** start **

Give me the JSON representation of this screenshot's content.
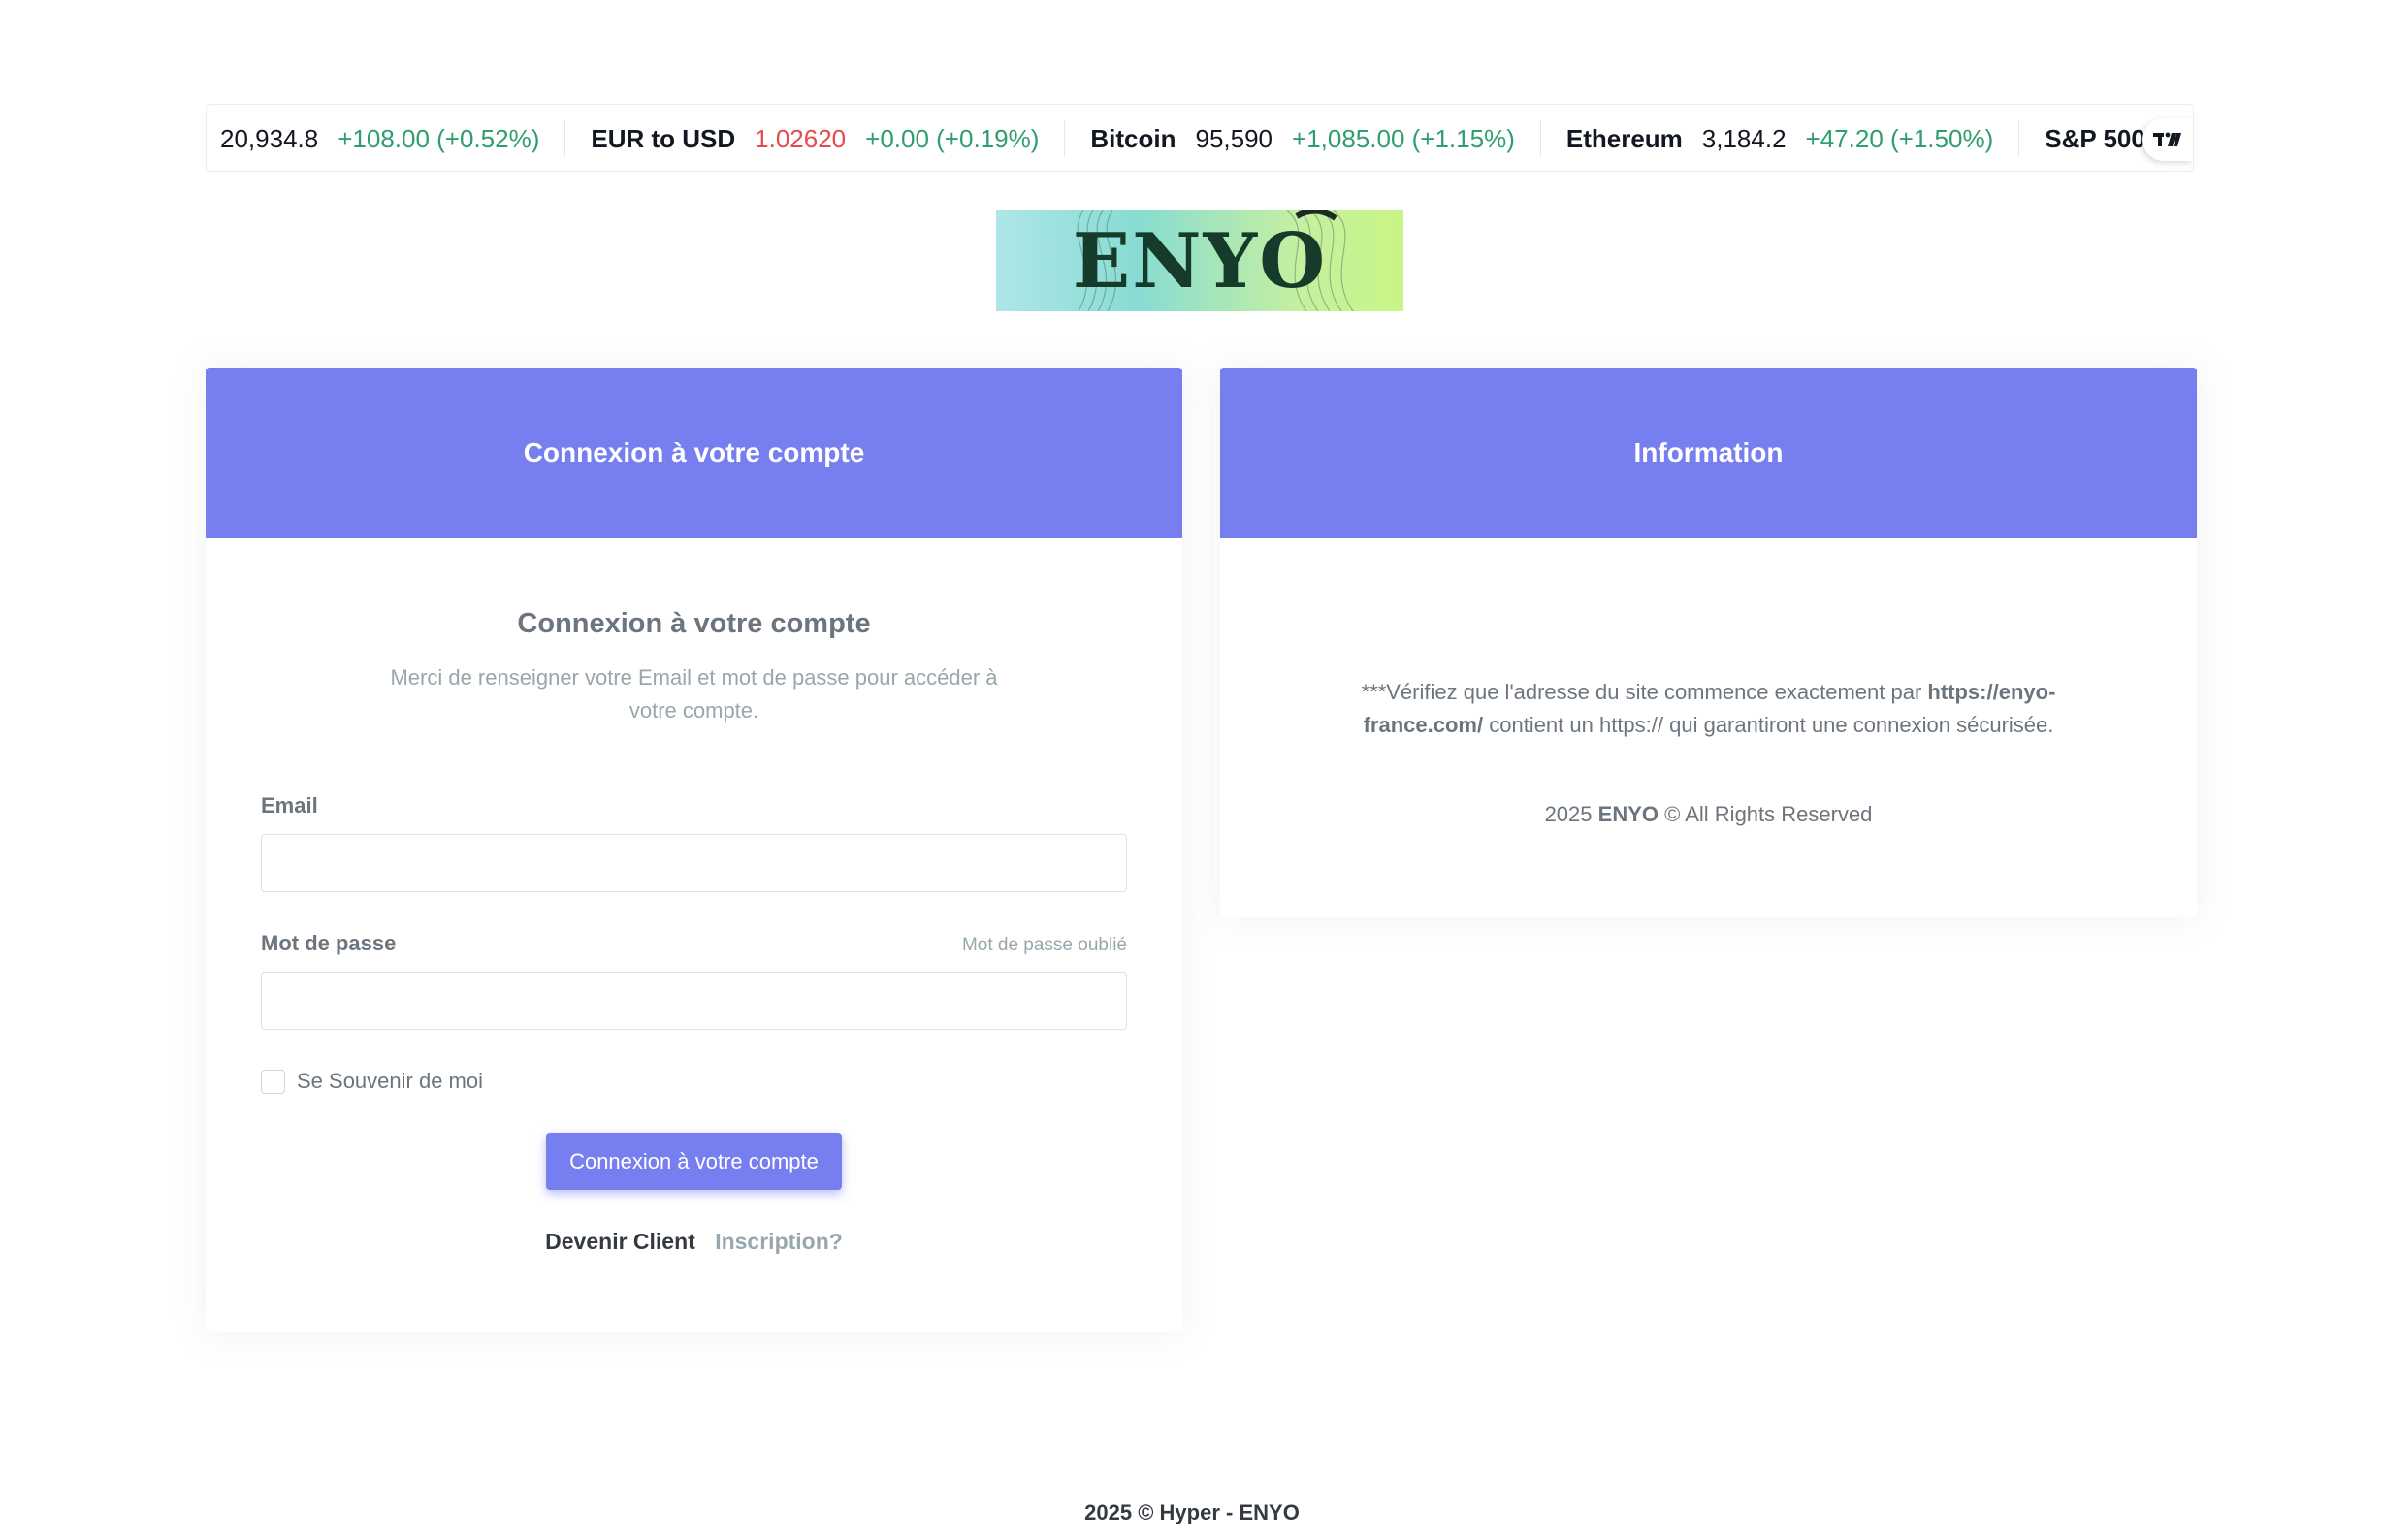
{
  "ticker": {
    "items": [
      {
        "name": "",
        "price": "20,934.8",
        "change": "+108.00 (+0.52%)",
        "price_down": false
      },
      {
        "name": "EUR to USD",
        "price": "1.02620",
        "change": "+0.00 (+0.19%)",
        "price_down": true
      },
      {
        "name": "Bitcoin",
        "price": "95,590",
        "change": "+1,085.00 (+1.15%)",
        "price_down": false
      },
      {
        "name": "Ethereum",
        "price": "3,184.2",
        "change": "+47.20 (+1.50%)",
        "price_down": false
      },
      {
        "name": "S&P 500",
        "price": "",
        "change": "",
        "price_down": false
      }
    ],
    "badge_icon": "tradingview-logo-icon"
  },
  "logo": {
    "text": "ENYO"
  },
  "login_card": {
    "header": "Connexion à votre compte",
    "title": "Connexion à votre compte",
    "subtitle": "Merci de renseigner votre Email et mot de passe pour accéder à votre compte.",
    "email_label": "Email",
    "email_value": "",
    "password_label": "Mot de passe",
    "password_value": "",
    "forgot_label": "Mot de passe oublié",
    "remember_label": "Se Souvenir de moi",
    "submit_label": "Connexion à votre compte",
    "become_client": "Devenir Client",
    "register_link": "Inscription?"
  },
  "info_card": {
    "header": "Information",
    "text_prefix": "***Vérifiez que l'adresse du site commence exactement par ",
    "text_url": "https://enyo-france.com/",
    "text_suffix": " contient un https:// qui garantiront une connexion sécurisée.",
    "copy_year": "2025",
    "copy_brand": "ENYO",
    "copy_rest": "© All Rights Reserved"
  },
  "footer": {
    "text": "2025 © Hyper - ENYO"
  },
  "colors": {
    "primary": "#777ef0",
    "positive": "#2e9e6f",
    "negative": "#e54b4b"
  }
}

** end **

WHAT THE EXERCISE ASKS:
Copy out every line from the records that has the word "name".

WRITTEN RESPONSE:
        "name": "",
        "name": "EUR to USD",
        "name": "Bitcoin",
        "name": "Ethereum",
        "name": "S&P 500",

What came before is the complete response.